Figure contents as structured data
— Start —

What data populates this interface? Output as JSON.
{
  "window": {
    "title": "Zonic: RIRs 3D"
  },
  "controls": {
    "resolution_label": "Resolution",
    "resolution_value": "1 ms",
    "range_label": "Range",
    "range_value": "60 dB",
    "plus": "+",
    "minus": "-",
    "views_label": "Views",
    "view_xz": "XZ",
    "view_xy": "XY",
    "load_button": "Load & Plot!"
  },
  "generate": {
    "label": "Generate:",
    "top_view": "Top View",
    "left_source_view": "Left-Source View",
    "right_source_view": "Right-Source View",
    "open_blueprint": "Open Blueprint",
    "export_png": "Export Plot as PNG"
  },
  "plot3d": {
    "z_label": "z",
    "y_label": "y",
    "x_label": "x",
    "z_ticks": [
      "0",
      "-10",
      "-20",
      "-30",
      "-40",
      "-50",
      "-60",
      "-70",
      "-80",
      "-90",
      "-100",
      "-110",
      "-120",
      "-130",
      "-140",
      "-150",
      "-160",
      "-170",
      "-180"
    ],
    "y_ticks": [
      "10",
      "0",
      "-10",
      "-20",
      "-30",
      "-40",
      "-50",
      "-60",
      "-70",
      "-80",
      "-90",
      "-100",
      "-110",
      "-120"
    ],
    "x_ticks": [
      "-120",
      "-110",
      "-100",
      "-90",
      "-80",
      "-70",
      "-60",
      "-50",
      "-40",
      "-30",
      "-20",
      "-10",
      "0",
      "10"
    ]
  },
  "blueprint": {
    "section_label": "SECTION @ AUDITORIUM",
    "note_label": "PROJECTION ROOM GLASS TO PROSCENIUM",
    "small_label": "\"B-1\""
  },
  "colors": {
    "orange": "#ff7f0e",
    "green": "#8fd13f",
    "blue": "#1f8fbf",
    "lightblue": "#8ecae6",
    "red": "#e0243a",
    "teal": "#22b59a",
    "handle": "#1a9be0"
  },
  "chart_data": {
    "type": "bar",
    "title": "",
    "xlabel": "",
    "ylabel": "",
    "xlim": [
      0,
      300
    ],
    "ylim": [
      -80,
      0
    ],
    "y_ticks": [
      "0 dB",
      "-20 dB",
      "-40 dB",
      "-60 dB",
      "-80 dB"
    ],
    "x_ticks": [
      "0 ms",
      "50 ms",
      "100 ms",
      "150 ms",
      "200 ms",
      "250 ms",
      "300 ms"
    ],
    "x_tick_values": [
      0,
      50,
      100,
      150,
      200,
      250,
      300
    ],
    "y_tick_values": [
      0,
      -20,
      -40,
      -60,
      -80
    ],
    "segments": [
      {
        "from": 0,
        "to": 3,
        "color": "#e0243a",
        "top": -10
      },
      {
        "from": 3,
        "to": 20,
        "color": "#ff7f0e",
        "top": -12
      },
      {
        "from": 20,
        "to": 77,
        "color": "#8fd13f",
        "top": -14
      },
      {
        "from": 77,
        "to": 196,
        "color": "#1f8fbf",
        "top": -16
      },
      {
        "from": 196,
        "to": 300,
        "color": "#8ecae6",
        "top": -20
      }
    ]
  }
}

— End —

- **WHAT YOU HAVE TO DO**
Restate each of the entries above verbatim.

- **PROBLEM SOLUTION**
What data populates this interface? Output as JSON.
{
  "window": {
    "title": "Zonic: RIRs 3D"
  },
  "controls": {
    "resolution_label": "Resolution",
    "resolution_value": "1 ms",
    "range_label": "Range",
    "range_value": "60 dB",
    "plus": "+",
    "minus": "-",
    "views_label": "Views",
    "view_xz": "XZ",
    "view_xy": "XY",
    "load_button": "Load & Plot!"
  },
  "generate": {
    "label": "Generate:",
    "top_view": "Top View",
    "left_source_view": "Left-Source View",
    "right_source_view": "Right-Source View",
    "open_blueprint": "Open Blueprint",
    "export_png": "Export Plot as PNG"
  },
  "plot3d": {
    "z_label": "z",
    "y_label": "y",
    "x_label": "x",
    "z_ticks": [
      "0",
      "-10",
      "-20",
      "-30",
      "-40",
      "-50",
      "-60",
      "-70",
      "-80",
      "-90",
      "-100",
      "-110",
      "-120",
      "-130",
      "-140",
      "-150",
      "-160",
      "-170",
      "-180"
    ],
    "y_ticks": [
      "10",
      "0",
      "-10",
      "-20",
      "-30",
      "-40",
      "-50",
      "-60",
      "-70",
      "-80",
      "-90",
      "-100",
      "-110",
      "-120"
    ],
    "x_ticks": [
      "-120",
      "-110",
      "-100",
      "-90",
      "-80",
      "-70",
      "-60",
      "-50",
      "-40",
      "-30",
      "-20",
      "-10",
      "0",
      "10"
    ]
  },
  "blueprint": {
    "section_label": "SECTION @ AUDITORIUM",
    "note_label": "PROJECTION ROOM GLASS TO PROSCENIUM",
    "small_label": "\"B-1\""
  },
  "colors": {
    "orange": "#ff7f0e",
    "green": "#8fd13f",
    "blue": "#1f8fbf",
    "lightblue": "#8ecae6",
    "red": "#e0243a",
    "teal": "#22b59a",
    "handle": "#1a9be0"
  },
  "chart_data": {
    "type": "bar",
    "title": "",
    "xlabel": "",
    "ylabel": "",
    "xlim": [
      0,
      300
    ],
    "ylim": [
      -80,
      0
    ],
    "y_ticks": [
      "0 dB",
      "-20 dB",
      "-40 dB",
      "-60 dB",
      "-80 dB"
    ],
    "x_ticks": [
      "0 ms",
      "50 ms",
      "100 ms",
      "150 ms",
      "200 ms",
      "250 ms",
      "300 ms"
    ],
    "x_tick_values": [
      0,
      50,
      100,
      150,
      200,
      250,
      300
    ],
    "y_tick_values": [
      0,
      -20,
      -40,
      -60,
      -80
    ],
    "segments": [
      {
        "from": 0,
        "to": 3,
        "color": "#e0243a",
        "top": -10
      },
      {
        "from": 3,
        "to": 20,
        "color": "#ff7f0e",
        "top": -12
      },
      {
        "from": 20,
        "to": 77,
        "color": "#8fd13f",
        "top": -14
      },
      {
        "from": 77,
        "to": 196,
        "color": "#1f8fbf",
        "top": -16
      },
      {
        "from": 196,
        "to": 300,
        "color": "#8ecae6",
        "top": -20
      }
    ]
  }
}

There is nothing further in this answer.